>> START Data listing

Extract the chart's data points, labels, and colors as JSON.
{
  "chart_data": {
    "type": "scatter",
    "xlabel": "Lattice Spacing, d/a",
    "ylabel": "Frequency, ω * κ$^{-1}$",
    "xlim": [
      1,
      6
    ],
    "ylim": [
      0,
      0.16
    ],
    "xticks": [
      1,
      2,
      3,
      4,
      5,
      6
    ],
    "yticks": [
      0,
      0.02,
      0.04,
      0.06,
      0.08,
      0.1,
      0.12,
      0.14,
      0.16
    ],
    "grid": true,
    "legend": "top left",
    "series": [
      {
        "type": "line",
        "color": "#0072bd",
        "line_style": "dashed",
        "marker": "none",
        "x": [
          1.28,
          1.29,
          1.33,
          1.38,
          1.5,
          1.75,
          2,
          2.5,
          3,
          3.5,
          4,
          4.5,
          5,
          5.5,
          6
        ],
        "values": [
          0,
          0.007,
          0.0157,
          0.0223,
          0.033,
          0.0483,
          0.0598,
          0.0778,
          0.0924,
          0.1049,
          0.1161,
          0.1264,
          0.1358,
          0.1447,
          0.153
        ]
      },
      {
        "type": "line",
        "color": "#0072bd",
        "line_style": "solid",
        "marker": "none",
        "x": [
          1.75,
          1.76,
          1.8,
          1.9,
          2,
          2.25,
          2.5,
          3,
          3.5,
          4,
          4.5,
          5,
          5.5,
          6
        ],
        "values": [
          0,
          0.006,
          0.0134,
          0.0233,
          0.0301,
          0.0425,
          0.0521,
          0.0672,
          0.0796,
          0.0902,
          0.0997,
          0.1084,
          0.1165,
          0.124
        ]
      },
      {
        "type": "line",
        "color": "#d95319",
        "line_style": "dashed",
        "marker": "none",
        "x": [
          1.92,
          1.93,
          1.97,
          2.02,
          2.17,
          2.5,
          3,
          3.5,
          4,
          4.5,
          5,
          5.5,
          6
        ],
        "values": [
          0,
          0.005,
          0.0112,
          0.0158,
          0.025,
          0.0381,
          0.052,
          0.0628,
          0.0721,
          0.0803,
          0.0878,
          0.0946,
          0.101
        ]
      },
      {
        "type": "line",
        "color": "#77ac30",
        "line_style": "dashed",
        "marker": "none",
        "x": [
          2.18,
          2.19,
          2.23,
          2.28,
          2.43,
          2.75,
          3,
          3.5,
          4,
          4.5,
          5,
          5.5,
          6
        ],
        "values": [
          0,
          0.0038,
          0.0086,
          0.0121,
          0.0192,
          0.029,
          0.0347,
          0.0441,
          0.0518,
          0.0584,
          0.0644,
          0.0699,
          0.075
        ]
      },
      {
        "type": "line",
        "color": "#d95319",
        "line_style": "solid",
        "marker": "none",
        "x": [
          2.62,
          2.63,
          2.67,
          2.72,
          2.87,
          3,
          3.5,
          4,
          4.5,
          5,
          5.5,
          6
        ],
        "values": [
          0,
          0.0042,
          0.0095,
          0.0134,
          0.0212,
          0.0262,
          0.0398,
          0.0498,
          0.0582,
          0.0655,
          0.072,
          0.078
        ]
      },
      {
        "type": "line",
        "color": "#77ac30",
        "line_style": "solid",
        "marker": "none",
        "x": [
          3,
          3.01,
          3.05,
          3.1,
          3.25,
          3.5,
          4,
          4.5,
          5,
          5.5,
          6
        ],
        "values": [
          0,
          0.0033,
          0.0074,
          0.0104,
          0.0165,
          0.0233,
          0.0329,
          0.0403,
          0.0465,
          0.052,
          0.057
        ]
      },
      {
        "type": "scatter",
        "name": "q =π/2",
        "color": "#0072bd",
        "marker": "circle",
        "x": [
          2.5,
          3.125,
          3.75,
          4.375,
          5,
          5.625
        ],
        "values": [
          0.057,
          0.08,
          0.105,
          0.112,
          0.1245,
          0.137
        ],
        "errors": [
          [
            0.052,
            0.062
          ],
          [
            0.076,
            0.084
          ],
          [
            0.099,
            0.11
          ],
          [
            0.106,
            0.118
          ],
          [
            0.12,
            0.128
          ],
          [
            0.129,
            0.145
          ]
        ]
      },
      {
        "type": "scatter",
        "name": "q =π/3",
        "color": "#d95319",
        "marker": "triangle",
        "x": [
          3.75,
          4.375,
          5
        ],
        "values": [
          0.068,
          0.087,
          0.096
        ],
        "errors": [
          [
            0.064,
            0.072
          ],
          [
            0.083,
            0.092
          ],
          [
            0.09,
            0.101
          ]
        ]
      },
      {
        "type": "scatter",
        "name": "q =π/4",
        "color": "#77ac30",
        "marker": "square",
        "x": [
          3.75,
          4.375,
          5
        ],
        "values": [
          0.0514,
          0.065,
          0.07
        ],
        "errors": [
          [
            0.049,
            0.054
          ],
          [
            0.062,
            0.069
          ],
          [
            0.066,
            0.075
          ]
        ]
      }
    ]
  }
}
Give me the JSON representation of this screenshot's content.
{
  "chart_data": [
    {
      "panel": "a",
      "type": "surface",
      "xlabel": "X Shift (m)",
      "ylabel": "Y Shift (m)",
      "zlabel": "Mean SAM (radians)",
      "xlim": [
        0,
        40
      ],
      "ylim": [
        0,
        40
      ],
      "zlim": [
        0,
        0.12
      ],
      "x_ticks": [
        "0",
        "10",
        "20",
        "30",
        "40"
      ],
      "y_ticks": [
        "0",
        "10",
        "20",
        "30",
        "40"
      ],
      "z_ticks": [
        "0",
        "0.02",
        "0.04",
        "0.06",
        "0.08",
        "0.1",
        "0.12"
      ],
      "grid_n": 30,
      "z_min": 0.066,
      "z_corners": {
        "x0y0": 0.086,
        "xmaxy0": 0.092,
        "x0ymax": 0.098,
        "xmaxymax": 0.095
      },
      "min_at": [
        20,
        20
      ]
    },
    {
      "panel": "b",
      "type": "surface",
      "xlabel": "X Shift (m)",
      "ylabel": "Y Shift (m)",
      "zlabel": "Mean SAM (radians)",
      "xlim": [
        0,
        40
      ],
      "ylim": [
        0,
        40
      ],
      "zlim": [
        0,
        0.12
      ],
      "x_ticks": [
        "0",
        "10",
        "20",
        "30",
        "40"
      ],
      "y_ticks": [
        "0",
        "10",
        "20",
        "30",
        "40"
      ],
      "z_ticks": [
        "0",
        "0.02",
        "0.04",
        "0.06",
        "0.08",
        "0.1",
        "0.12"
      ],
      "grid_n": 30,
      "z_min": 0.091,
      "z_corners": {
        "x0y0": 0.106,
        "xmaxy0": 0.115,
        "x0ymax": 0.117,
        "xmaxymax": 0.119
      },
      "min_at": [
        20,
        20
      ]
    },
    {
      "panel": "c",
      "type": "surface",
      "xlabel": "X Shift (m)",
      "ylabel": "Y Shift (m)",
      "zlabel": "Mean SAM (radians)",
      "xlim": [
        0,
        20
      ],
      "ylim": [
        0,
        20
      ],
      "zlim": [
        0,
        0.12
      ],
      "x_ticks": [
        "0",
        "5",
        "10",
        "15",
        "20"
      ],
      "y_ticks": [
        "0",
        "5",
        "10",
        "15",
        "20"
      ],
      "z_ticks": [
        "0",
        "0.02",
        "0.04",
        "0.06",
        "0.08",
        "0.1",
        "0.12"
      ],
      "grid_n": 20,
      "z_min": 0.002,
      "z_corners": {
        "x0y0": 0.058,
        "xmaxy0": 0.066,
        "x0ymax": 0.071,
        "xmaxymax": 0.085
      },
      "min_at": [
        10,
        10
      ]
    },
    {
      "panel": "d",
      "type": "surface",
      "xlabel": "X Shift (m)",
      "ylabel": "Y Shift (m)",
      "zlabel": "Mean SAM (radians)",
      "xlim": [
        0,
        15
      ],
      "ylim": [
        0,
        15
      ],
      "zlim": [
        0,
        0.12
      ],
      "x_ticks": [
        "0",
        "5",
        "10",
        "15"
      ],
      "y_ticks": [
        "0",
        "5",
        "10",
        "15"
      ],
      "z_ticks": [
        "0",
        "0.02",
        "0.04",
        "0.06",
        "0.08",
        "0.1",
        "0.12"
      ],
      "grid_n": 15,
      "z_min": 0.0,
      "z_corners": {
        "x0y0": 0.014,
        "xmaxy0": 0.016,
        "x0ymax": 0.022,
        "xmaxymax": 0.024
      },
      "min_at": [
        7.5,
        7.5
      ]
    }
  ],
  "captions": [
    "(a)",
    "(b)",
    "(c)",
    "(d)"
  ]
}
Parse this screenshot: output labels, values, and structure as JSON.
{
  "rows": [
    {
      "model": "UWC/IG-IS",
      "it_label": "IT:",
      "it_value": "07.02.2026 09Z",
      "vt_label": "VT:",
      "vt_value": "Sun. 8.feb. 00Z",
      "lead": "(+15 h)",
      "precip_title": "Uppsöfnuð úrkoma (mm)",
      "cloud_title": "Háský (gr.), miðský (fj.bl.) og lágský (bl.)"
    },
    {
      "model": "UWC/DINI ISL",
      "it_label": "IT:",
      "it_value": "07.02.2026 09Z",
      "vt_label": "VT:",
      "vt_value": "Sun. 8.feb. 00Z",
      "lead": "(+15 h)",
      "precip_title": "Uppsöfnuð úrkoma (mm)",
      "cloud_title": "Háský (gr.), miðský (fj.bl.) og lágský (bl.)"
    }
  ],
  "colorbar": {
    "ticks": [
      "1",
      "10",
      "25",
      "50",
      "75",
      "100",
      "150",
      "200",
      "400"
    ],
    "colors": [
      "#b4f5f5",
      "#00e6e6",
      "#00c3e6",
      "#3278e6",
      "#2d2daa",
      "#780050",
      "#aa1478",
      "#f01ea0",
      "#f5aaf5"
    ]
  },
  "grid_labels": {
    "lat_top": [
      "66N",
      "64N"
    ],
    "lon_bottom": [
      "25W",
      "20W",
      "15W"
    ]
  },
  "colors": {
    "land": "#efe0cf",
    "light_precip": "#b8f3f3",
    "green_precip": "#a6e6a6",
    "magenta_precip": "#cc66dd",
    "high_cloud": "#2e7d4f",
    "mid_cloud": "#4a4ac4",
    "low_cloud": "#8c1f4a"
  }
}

>> END Data listing

Required work →
How many lines of the entries above hold the string "colors"? Reply with the number alone.

Task output →
3